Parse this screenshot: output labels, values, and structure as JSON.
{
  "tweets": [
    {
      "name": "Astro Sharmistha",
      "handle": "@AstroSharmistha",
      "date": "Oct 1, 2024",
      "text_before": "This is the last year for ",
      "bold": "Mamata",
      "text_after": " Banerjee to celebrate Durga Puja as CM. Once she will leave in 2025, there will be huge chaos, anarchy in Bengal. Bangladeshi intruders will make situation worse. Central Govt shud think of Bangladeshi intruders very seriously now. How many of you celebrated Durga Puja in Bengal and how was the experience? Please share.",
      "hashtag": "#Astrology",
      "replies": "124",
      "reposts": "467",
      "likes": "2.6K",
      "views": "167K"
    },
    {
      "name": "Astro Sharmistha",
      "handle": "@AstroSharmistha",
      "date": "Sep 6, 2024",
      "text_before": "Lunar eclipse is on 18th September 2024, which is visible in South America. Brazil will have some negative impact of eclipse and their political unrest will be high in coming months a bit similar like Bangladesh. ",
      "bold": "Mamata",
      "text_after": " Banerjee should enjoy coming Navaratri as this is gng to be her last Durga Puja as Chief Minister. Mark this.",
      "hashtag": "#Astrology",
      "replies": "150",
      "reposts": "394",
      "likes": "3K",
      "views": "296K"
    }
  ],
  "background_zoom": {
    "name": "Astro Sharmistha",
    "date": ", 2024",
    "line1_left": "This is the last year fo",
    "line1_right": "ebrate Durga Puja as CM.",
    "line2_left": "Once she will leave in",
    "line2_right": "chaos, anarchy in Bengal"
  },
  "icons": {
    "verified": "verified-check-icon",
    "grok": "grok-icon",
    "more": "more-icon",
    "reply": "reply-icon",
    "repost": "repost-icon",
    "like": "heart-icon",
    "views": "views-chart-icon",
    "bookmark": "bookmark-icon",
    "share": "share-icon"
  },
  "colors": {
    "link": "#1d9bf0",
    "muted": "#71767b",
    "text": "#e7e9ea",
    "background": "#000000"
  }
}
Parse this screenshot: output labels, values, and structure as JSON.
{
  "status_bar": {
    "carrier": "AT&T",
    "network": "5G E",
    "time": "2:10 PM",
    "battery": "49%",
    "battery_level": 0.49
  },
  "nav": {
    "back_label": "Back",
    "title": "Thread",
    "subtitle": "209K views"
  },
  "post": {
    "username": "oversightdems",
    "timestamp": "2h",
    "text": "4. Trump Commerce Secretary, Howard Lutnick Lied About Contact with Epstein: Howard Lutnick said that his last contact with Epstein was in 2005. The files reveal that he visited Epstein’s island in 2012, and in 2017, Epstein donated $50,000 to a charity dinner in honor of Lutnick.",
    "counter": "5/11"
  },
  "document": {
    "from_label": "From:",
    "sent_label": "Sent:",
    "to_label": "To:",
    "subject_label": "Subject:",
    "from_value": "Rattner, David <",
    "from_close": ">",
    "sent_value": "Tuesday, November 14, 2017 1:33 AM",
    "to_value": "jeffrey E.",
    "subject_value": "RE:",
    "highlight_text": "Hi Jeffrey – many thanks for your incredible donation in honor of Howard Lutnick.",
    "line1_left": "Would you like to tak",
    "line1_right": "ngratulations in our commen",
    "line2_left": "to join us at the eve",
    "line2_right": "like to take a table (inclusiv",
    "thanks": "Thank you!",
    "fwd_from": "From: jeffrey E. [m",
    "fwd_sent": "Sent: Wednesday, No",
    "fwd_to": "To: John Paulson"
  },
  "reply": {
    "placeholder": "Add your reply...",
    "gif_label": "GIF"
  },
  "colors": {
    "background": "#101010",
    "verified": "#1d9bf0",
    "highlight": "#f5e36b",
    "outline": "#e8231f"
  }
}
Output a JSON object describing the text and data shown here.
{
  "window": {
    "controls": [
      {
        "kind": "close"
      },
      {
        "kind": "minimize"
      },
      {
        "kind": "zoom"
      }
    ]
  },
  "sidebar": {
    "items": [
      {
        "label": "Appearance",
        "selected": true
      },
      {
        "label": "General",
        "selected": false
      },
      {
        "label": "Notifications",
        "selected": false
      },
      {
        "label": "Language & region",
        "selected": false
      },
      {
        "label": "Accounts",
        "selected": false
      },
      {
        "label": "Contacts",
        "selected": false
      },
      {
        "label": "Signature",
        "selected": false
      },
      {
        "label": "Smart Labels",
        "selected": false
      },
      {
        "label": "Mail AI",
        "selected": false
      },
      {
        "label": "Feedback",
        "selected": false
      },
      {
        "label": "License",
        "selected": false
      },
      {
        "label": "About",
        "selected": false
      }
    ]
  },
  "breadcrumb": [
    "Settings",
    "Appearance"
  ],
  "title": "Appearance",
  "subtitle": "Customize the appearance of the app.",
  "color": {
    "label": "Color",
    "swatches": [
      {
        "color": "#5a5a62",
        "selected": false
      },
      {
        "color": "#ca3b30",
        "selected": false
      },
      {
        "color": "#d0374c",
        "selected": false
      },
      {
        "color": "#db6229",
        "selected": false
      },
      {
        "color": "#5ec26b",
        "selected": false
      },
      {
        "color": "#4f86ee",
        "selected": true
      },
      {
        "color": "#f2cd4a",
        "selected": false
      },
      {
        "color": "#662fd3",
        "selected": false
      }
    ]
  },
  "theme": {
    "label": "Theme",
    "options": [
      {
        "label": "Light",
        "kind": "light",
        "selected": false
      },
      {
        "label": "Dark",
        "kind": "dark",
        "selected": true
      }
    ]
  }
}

### Your task
Print all the data exactly.

### Answer to the exercise
Parse this screenshot: output labels, values, and structure as JSON.
{
  "tweets": [
    {
      "name": "Astro Sharmistha",
      "handle": "@AstroSharmistha",
      "date": "Oct 1, 2024",
      "text_before": "This is the last year for ",
      "bold": "Mamata",
      "text_after": " Banerjee to celebrate Durga Puja as CM. Once she will leave in 2025, there will be huge chaos, anarchy in Bengal. Bangladeshi intruders will make situation worse. Central Govt shud think of Bangladeshi intruders very seriously now. How many of you celebrated Durga Puja in Bengal and how was the experience? Please share.",
      "hashtag": "#Astrology",
      "replies": "124",
      "reposts": "467",
      "likes": "2.6K",
      "views": "167K"
    },
    {
      "name": "Astro Sharmistha",
      "handle": "@AstroSharmistha",
      "date": "Sep 6, 2024",
      "text_before": "Lunar eclipse is on 18th September 2024, which is visible in South America. Brazil will have some negative impact of eclipse and their political unrest will be high in coming months a bit similar like Bangladesh. ",
      "bold": "Mamata",
      "text_after": " Banerjee should enjoy coming Navaratri as this is gng to be her last Durga Puja as Chief Minister. Mark this.",
      "hashtag": "#Astrology",
      "replies": "150",
      "reposts": "394",
      "likes": "3K",
      "views": "296K"
    }
  ],
  "background_zoom": {
    "name": "Astro Sharmistha",
    "date": ", 2024",
    "line1_left": "This is the last year fo",
    "line1_right": "ebrate Durga Puja as CM.",
    "line2_left": "Once she will leave in",
    "line2_right": "chaos, anarchy in Bengal"
  },
  "icons": {
    "verified": "verified-check-icon",
    "grok": "grok-icon",
    "more": "more-icon",
    "reply": "reply-icon",
    "repost": "repost-icon",
    "like": "heart-icon",
    "views": "views-chart-icon",
    "bookmark": "bookmark-icon",
    "share": "share-icon"
  },
  "colors": {
    "link": "#1d9bf0",
    "muted": "#71767b",
    "text": "#e7e9ea",
    "background": "#000000"
  }
}
Parse this screenshot: output labels, values, and structure as JSON.
{
  "status_bar": {
    "carrier": "AT&T",
    "network": "5G E",
    "time": "2:10 PM",
    "battery": "49%",
    "battery_level": 0.49
  },
  "nav": {
    "back_label": "Back",
    "title": "Thread",
    "subtitle": "209K views"
  },
  "post": {
    "username": "oversightdems",
    "timestamp": "2h",
    "text": "4. Trump Commerce Secretary, Howard Lutnick Lied About Contact with Epstein: Howard Lutnick said that his last contact with Epstein was in 2005. The files reveal that he visited Epstein’s island in 2012, and in 2017, Epstein donated $50,000 to a charity dinner in honor of Lutnick.",
    "counter": "5/11"
  },
  "document": {
    "from_label": "From:",
    "sent_label": "Sent:",
    "to_label": "To:",
    "subject_label": "Subject:",
    "from_value": "Rattner, David <",
    "from_close": ">",
    "sent_value": "Tuesday, November 14, 2017 1:33 AM",
    "to_value": "jeffrey E.",
    "subject_value": "RE:",
    "highlight_text": "Hi Jeffrey – many thanks for your incredible donation in honor of Howard Lutnick.",
    "line1_left": "Would you like to tak",
    "line1_right": "ngratulations in our commen",
    "line2_left": "to join us at the eve",
    "line2_right": "like to take a table (inclusiv",
    "thanks": "Thank you!",
    "fwd_from": "From: jeffrey E. [m",
    "fwd_sent": "Sent: Wednesday, No",
    "fwd_to": "To: John Paulson"
  },
  "reply": {
    "placeholder": "Add your reply...",
    "gif_label": "GIF"
  },
  "colors": {
    "background": "#101010",
    "verified": "#1d9bf0",
    "highlight": "#f5e36b",
    "outline": "#e8231f"
  }
}
Output a JSON object describing the text and data shown here.
{
  "window": {
    "controls": [
      {
        "kind": "close"
      },
      {
        "kind": "minimize"
      },
      {
        "kind": "zoom"
      }
    ]
  },
  "sidebar": {
    "items": [
      {
        "label": "Appearance",
        "selected": true
      },
      {
        "label": "General",
        "selected": false
      },
      {
        "label": "Notifications",
        "selected": false
      },
      {
        "label": "Language & region",
        "selected": false
      },
      {
        "label": "Accounts",
        "selected": false
      },
      {
        "label": "Contacts",
        "selected": false
      },
      {
        "label": "Signature",
        "selected": false
      },
      {
        "label": "Smart Labels",
        "selected": false
      },
      {
        "label": "Mail AI",
        "selected": false
      },
      {
        "label": "Feedback",
        "selected": false
      },
      {
        "label": "License",
        "selected": false
      },
      {
        "label": "About",
        "selected": false
      }
    ]
  },
  "breadcrumb": [
    "Settings",
    "Appearance"
  ],
  "title": "Appearance",
  "subtitle": "Customize the appearance of the app.",
  "color": {
    "label": "Color",
    "swatches": [
      {
        "color": "#5a5a62",
        "selected": false
      },
      {
        "color": "#ca3b30",
        "selected": false
      },
      {
        "color": "#d0374c",
        "selected": false
      },
      {
        "color": "#db6229",
        "selected": false
      },
      {
        "color": "#5ec26b",
        "selected": false
      },
      {
        "color": "#4f86ee",
        "selected": true
      },
      {
        "color": "#f2cd4a",
        "selected": false
      },
      {
        "color": "#662fd3",
        "selected": false
      }
    ]
  },
  "theme": {
    "label": "Theme",
    "options": [
      {
        "label": "Light",
        "kind": "light",
        "selected": false
      },
      {
        "label": "Dark",
        "kind": "dark",
        "selected": true
      }
    ]
  }
}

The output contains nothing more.